**Task prompt**.
Every line containing the word "globe" needs to be found and copied.

::::

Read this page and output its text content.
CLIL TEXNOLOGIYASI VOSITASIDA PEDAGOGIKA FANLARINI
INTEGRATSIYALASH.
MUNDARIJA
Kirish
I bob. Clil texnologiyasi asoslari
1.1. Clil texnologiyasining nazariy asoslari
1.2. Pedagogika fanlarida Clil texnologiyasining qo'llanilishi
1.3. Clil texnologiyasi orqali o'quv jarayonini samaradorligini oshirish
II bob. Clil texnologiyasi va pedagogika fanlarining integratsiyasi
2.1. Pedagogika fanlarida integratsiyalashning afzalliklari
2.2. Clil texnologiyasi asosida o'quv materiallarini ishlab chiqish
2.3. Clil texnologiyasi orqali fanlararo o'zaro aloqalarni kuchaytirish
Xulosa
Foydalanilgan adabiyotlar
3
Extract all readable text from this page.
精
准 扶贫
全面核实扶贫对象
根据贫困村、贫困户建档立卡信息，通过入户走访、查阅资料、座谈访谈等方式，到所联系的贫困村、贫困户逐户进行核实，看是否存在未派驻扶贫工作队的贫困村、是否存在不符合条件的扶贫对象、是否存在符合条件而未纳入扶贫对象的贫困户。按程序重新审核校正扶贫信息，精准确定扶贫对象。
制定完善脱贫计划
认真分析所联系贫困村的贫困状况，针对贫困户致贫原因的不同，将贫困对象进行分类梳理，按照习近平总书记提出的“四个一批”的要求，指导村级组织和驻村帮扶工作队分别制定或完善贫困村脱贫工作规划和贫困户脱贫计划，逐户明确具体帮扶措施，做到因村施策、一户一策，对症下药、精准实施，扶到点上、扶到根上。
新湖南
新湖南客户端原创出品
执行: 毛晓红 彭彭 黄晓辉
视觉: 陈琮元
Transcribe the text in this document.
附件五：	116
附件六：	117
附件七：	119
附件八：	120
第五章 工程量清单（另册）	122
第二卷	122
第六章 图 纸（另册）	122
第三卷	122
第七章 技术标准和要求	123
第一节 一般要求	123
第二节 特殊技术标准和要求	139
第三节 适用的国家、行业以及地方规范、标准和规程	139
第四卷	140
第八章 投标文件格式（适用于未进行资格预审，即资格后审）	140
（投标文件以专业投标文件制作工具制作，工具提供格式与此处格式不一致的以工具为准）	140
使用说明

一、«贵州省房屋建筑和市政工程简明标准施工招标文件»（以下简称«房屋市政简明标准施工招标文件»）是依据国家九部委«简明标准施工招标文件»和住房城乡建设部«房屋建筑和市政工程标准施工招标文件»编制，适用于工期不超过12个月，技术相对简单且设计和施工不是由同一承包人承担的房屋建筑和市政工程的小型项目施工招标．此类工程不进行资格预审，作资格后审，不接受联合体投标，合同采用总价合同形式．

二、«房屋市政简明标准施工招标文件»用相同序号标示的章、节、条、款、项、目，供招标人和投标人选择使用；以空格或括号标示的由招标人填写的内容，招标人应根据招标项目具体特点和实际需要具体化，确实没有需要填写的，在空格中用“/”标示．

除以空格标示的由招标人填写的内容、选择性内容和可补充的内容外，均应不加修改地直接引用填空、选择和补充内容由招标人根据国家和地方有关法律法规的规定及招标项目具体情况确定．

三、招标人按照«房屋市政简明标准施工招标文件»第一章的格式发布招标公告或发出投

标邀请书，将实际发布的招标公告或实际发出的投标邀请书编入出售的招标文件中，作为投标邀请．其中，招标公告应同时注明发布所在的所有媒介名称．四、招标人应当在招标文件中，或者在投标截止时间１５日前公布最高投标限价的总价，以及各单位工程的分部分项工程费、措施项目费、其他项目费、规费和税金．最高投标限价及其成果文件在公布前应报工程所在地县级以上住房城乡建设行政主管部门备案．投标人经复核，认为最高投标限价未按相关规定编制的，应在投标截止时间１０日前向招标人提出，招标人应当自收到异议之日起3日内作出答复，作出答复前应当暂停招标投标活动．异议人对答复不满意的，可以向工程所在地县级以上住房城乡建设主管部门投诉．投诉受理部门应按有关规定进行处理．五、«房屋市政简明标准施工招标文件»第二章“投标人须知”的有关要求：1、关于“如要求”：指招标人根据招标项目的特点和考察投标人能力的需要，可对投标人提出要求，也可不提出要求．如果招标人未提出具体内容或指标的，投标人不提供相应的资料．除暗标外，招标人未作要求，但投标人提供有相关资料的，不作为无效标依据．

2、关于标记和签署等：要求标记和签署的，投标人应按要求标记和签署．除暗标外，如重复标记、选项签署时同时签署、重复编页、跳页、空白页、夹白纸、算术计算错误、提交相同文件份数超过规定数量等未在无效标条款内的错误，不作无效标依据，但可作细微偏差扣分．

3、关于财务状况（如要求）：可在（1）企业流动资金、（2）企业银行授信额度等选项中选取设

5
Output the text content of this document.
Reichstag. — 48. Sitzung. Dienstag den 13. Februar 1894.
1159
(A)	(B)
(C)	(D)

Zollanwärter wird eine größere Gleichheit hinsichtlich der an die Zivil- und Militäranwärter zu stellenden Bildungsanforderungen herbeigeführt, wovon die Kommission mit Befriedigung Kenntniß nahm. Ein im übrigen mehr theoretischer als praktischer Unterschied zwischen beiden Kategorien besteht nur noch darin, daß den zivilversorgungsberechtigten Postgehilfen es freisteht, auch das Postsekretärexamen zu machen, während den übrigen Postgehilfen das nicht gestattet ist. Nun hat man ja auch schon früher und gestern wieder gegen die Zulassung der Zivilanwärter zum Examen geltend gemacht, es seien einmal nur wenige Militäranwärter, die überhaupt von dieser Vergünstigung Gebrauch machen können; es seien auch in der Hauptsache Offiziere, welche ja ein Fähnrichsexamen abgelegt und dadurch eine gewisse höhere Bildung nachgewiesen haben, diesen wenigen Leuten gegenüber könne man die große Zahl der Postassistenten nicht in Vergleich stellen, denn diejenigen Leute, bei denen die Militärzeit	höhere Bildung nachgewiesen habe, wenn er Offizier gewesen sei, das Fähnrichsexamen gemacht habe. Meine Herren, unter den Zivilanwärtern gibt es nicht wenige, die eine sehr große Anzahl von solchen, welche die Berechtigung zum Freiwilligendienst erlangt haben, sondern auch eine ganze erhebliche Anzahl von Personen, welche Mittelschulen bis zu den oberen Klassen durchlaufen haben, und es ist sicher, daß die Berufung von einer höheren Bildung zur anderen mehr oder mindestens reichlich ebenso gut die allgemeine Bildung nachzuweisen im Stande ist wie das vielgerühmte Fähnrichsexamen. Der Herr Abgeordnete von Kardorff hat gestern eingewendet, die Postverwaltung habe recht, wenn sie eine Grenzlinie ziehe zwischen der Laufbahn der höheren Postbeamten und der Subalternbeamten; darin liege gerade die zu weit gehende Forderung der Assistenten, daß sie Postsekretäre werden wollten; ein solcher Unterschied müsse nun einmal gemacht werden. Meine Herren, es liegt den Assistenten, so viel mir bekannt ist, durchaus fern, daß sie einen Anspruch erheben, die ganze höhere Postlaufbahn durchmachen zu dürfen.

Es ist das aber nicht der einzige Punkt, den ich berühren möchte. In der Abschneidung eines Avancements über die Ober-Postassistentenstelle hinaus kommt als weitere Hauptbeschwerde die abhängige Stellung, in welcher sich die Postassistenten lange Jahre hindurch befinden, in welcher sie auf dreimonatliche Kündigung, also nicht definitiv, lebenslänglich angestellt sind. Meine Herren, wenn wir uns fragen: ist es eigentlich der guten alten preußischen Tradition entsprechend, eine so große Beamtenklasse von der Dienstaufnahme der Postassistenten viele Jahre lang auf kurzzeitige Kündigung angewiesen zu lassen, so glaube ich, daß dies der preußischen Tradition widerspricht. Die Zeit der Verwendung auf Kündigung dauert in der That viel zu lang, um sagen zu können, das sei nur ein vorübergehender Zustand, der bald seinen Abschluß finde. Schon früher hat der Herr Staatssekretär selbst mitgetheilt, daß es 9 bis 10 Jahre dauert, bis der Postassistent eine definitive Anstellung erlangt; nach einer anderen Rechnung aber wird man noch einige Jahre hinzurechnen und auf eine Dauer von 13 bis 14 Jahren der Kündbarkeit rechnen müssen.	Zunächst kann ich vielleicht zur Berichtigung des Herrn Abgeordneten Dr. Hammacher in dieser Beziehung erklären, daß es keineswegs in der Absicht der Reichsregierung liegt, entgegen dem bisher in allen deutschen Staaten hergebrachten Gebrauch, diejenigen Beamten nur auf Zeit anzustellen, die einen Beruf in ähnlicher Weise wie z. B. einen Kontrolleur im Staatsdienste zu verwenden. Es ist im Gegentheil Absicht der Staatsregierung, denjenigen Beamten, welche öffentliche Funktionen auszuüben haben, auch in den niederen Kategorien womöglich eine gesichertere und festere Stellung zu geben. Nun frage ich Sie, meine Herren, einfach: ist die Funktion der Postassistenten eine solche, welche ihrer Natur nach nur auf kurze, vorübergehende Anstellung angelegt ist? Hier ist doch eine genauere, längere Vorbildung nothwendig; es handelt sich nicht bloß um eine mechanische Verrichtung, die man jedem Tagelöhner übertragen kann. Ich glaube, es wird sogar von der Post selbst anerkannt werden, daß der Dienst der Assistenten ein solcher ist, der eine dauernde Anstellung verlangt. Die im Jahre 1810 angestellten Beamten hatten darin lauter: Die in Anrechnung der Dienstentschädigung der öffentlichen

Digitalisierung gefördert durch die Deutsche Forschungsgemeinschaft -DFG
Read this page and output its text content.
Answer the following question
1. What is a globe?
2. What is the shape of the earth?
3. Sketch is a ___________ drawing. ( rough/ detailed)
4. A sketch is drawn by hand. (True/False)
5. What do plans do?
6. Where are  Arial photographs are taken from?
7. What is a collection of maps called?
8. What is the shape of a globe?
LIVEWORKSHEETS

::::

**Solution to this task**.
1. What is a globe?
8. What is the shape of a globe?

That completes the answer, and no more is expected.